--- Records shown ---
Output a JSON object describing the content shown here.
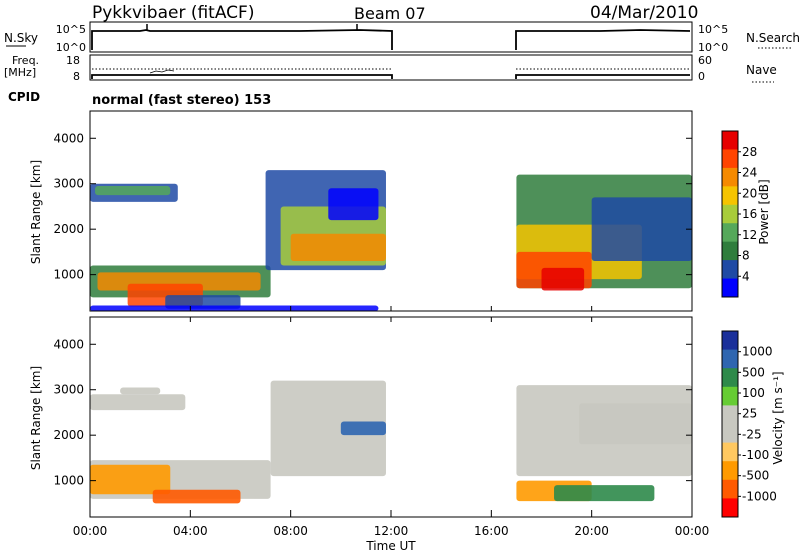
{
  "header": {
    "station": "Pykkvibaer (fitACF)",
    "beam": "Beam 07",
    "date": "04/Mar/2010",
    "cpid": "CPID",
    "program": "normal (fast stereo) 153"
  },
  "noise_panel": {
    "left_label": "N.Sky",
    "left_ticks": [
      "10^5",
      "10^0"
    ],
    "right_ticks": [
      "10^5",
      "10^0"
    ],
    "right_label": "N.Search"
  },
  "freq_panel": {
    "left_label_1": "Freq.",
    "left_label_2": "[MHz]",
    "left_ticks": [
      "18",
      "8"
    ],
    "right_ticks": [
      "60",
      "0"
    ],
    "right_label": "Nave"
  },
  "colors": {
    "power_scale": [
      "#0000ff",
      "#1f4aa5",
      "#2f7d3c",
      "#55a85a",
      "#a8cc3a",
      "#f5c400",
      "#f58a00",
      "#ff4400",
      "#e60000"
    ],
    "velocity_scale": [
      "#ff0000",
      "#ff5a00",
      "#ff9a00",
      "#ffc860",
      "#c8c8c0",
      "#c8c8c0",
      "#66cc33",
      "#2e8a4a",
      "#2f66b0",
      "#1a2f9a"
    ]
  },
  "chart_data": [
    {
      "type": "heatmap",
      "name": "power",
      "ylabel": "Slant Range [km]",
      "yticks": [
        "1000",
        "2000",
        "3000",
        "4000"
      ],
      "ylim": [
        200,
        4600
      ],
      "colorbar_label": "Power [dB]",
      "colorbar_ticks": [
        "4",
        "8",
        "12",
        "16",
        "20",
        "24",
        "28"
      ],
      "data_gap_utc": [
        [
          12.0,
          17.0
        ]
      ]
    },
    {
      "type": "heatmap",
      "name": "velocity",
      "ylabel": "Slant Range [km]",
      "yticks": [
        "1000",
        "2000",
        "3000",
        "4000"
      ],
      "ylim": [
        200,
        4600
      ],
      "colorbar_label": "Velocity [m s⁻¹]",
      "colorbar_ticks": [
        "1000",
        "500",
        "100",
        "25",
        "-25",
        "-100",
        "-500",
        "-1000"
      ],
      "xlabel": "Time UT",
      "xticks": [
        "00:00",
        "04:00",
        "08:00",
        "12:00",
        "16:00",
        "20:00",
        "00:00"
      ],
      "xlim": [
        0,
        24
      ]
    }
  ]
}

--- Objective ---
Every line above should be returned exactly; the pictures stay out.

--- In response ---
Output a JSON object describing the content shown here.
{
  "header": {
    "station": "Pykkvibaer (fitACF)",
    "beam": "Beam 07",
    "date": "04/Mar/2010",
    "cpid": "CPID",
    "program": "normal (fast stereo) 153"
  },
  "noise_panel": {
    "left_label": "N.Sky",
    "left_ticks": [
      "10^5",
      "10^0"
    ],
    "right_ticks": [
      "10^5",
      "10^0"
    ],
    "right_label": "N.Search"
  },
  "freq_panel": {
    "left_label_1": "Freq.",
    "left_label_2": "[MHz]",
    "left_ticks": [
      "18",
      "8"
    ],
    "right_ticks": [
      "60",
      "0"
    ],
    "right_label": "Nave"
  },
  "colors": {
    "power_scale": [
      "#0000ff",
      "#1f4aa5",
      "#2f7d3c",
      "#55a85a",
      "#a8cc3a",
      "#f5c400",
      "#f58a00",
      "#ff4400",
      "#e60000"
    ],
    "velocity_scale": [
      "#ff0000",
      "#ff5a00",
      "#ff9a00",
      "#ffc860",
      "#c8c8c0",
      "#c8c8c0",
      "#66cc33",
      "#2e8a4a",
      "#2f66b0",
      "#1a2f9a"
    ]
  },
  "chart_data": [
    {
      "type": "heatmap",
      "name": "power",
      "ylabel": "Slant Range [km]",
      "yticks": [
        "1000",
        "2000",
        "3000",
        "4000"
      ],
      "ylim": [
        200,
        4600
      ],
      "colorbar_label": "Power [dB]",
      "colorbar_ticks": [
        "4",
        "8",
        "12",
        "16",
        "20",
        "24",
        "28"
      ],
      "data_gap_utc": [
        [
          12.0,
          17.0
        ]
      ]
    },
    {
      "type": "heatmap",
      "name": "velocity",
      "ylabel": "Slant Range [km]",
      "yticks": [
        "1000",
        "2000",
        "3000",
        "4000"
      ],
      "ylim": [
        200,
        4600
      ],
      "colorbar_label": "Velocity [m s⁻¹]",
      "colorbar_ticks": [
        "1000",
        "500",
        "100",
        "25",
        "-25",
        "-100",
        "-500",
        "-1000"
      ],
      "xlabel": "Time UT",
      "xticks": [
        "00:00",
        "04:00",
        "08:00",
        "12:00",
        "16:00",
        "20:00",
        "00:00"
      ],
      "xlim": [
        0,
        24
      ]
    }
  ]
}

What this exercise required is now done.